WHAT TO WORK ON:
(a) Write out the stretch of the passage on ResponsAbility from "The recently announced" through "of our neighbours.".
(b) Condense the paragraph of the passage on ResponsAbility that begins "The recently announced Statement of Communal Collaboration" into a shorter version that keeps its main facts.
(c) Proceed with the passage on ResponsAbility and the NPLS community's priorities, starting after its final sentence.

EXCERPT PROVIDED:
((

The recently announced Statement of Communal Collaboration between Liberal Judaism, Masorti and Reform Judaism, has as one of its major features the development of ResponsAbility. ResponsAbility, is a truly cross-communal body that will tackle the cutting edge ethical issues of the 21st century – in six areas in particular: the environment, development, poverty, human rights, medical ethics and business ethics. I am truly delighted at the establishment of this body that will seek to draw from wisdom in all sections of our Jewish Community and to learn from the wisdom of our neighbours.
I hope that NPLS and its members will take leading roles within ResponsAbility. I would suggest that this year, a focus of our spiritual thinking and the resultant spiritual practice should we focused on two concerns that might very well help define our Community focus for many years to come. The first is for us to focus internally. We already have an amazing care structure within our Community but each chapter in life is new. This financial crisis will bring uncertainty for many of our members and undoubtedly for some a period of financial difficulty together with all the anxieties that may be associated. Our Focus On Employment Group, established one financial crisis ago, is there both for members that may be able to offer jobs and those who needs jobs. It’s core group is of volunteers with skills to offer in the field of employment. Our Care Committee, led by Jackie Goodman is again supported by volunteers. Of the many services offered, in particular, I would like to highlight the confidential care surgery that Jackie regularly holds. To support the work of both groups, Hillel and I will provide opportunities to engage in serious consideration of the state of business ethics and medical ethics. I know that we have incredible talent in these fields. I hope that NPLS can provide a lead to our members to make these times as comfortable as possible, both in though and practice.

))

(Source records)
((

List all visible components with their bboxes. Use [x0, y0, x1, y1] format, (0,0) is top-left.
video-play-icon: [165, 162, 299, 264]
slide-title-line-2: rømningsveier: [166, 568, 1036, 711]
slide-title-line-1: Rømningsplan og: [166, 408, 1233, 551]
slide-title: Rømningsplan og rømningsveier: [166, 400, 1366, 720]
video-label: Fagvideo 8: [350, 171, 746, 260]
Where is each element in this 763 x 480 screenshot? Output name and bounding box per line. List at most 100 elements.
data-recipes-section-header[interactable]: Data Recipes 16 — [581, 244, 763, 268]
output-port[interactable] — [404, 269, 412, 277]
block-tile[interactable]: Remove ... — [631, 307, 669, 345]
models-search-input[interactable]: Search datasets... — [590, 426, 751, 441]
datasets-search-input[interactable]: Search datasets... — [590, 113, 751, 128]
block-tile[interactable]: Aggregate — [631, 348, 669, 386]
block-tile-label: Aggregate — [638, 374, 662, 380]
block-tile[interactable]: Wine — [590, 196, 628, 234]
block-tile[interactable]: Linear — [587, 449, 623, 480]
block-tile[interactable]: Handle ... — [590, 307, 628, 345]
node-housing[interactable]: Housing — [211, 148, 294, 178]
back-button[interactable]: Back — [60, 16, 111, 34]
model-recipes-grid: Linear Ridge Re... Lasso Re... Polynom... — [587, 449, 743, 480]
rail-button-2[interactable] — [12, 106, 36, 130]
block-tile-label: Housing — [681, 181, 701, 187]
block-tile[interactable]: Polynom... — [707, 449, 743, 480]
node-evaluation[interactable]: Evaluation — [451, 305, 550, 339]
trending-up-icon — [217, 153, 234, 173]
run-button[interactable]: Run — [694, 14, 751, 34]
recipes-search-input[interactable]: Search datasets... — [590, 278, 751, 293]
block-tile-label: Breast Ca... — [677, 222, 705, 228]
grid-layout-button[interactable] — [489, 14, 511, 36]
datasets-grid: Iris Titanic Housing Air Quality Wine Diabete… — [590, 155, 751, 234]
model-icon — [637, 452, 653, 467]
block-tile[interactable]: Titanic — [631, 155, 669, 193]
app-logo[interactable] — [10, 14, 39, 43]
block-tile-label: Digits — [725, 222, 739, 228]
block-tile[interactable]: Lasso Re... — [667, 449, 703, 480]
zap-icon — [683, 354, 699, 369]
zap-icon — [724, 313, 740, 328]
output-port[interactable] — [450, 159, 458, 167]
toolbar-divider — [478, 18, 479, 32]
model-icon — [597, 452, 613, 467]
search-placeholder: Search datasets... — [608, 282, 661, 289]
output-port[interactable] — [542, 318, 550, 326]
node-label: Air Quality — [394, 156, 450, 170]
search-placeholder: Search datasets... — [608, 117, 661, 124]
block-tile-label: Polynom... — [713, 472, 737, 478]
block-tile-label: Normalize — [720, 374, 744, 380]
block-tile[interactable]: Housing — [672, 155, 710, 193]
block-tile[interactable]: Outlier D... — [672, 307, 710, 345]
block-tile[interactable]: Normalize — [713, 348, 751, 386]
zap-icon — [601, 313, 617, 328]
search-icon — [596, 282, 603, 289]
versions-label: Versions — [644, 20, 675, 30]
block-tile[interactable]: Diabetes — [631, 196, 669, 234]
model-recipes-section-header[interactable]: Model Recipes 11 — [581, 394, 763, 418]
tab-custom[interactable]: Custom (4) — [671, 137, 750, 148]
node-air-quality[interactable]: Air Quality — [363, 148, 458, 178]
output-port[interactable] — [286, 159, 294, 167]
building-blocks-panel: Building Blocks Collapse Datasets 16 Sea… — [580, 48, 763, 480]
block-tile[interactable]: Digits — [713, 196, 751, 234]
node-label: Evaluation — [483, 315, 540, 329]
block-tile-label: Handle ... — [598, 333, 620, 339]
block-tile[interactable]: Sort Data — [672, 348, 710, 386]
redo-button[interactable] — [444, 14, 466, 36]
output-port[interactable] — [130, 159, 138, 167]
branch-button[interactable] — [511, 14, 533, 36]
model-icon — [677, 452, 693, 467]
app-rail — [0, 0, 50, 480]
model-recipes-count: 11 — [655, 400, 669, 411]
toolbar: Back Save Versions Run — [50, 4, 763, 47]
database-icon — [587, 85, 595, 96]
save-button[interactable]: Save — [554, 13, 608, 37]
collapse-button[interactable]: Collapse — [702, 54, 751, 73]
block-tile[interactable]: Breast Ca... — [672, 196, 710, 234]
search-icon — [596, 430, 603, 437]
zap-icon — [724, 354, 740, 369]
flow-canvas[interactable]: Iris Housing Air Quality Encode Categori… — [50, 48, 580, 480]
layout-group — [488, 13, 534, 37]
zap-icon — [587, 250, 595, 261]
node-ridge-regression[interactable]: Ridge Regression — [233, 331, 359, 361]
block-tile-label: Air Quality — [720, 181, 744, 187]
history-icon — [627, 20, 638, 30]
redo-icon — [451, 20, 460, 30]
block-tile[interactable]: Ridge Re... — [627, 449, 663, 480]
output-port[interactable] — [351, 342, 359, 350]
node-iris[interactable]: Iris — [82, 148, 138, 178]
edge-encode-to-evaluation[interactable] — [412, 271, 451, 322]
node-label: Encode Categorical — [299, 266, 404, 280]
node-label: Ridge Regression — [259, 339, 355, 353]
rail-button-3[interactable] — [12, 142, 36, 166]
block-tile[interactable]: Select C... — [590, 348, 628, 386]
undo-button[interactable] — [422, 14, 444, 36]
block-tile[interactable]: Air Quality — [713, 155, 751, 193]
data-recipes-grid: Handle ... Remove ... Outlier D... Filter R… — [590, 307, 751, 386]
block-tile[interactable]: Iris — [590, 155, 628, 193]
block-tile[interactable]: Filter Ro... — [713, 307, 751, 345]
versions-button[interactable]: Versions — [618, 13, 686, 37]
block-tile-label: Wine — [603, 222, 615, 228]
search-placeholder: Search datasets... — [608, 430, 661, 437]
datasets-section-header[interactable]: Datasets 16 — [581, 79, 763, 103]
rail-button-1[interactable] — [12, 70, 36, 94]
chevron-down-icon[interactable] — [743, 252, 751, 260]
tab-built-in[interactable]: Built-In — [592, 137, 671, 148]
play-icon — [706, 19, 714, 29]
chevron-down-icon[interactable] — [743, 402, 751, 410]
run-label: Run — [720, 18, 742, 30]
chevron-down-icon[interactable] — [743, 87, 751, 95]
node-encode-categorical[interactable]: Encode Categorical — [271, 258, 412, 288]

))

ANSWERS TO EACH TASK:
(a)
The recently announced Statement of Communal Collaboration between Liberal Judaism, Masorti and Reform Judaism, has as one of its major features the development of ResponsAbility. ResponsAbility, is a truly cross-communal body that will tackle the cutting edge ethical issues of the 21st century – in six areas in particular: the environment, development, poverty, human rights, medical ethics and business ethics. I am truly delighted at the establishment of this body that will seek to draw from wisdom in all sections of our Jewish Community and to learn from the wisdom of our neighbours.

(b) ResponsAbility is a cross-communal body and a major feature of the Statement of Communal Collaboration between Liberal Judaism, Masorti and Reform Judaism. It will address 21st-century ethical issues in six areas: the environment, development, poverty, human rights, medical ethics and business ethics. The writer welcomes it as a body that will draw on wisdom from all sections of the Jewish Community and learn from the wisdom of neighbors.

(c)
The second area that I propose we focus on is external. Churches have traditionally provided it, many Synagogues in the United States provide it and the concept and practice has been introduced to the UK by, in particular, New North London Masorti Synagogue. That is, providing support to those who are not members of the Synagogue but in particular need. Whilst many will struggle at this time, many of us are also beneficiaries of the generally affluent society in which we live. This might be a time not just to reassess the value of our share portfolio but also our moral value portfolio. We will see scapegoats drawn, asylum seekers, migrant workers and racial tensions will be raised. The ability to pump billions into banks will be shown in stark contrast to the inability to do so to eradicate, poverty, to provide appropriate education and medical care to all and. The unbalanced allocation of natural resources and its profit will be highlighted. They will be highlighted not just for the bottom line but also for the moral issues that underlie the problem.
Could we, NPLS, now large, now relatively affluent, begin to think outside of our membership so that on occasion, we provide a service for those in need? Could we provide a business advice workshop to those made unemployed by the current crisis? Could we provide a surgery to asylum seekers to support their medical and legal needs? The answer to ‘could,’ is ‘of course,’ but first comes the spiritual thinking about ‘should.’ Should we do this? I will not answer this question but I will encourage the opportunity for us to explore the issue.
Spiritual thinking means connecting people with common interests in their lives, sometimes for no purpose other than that which is human nature, to be in community and then hopefully concerned for the welfare of those around.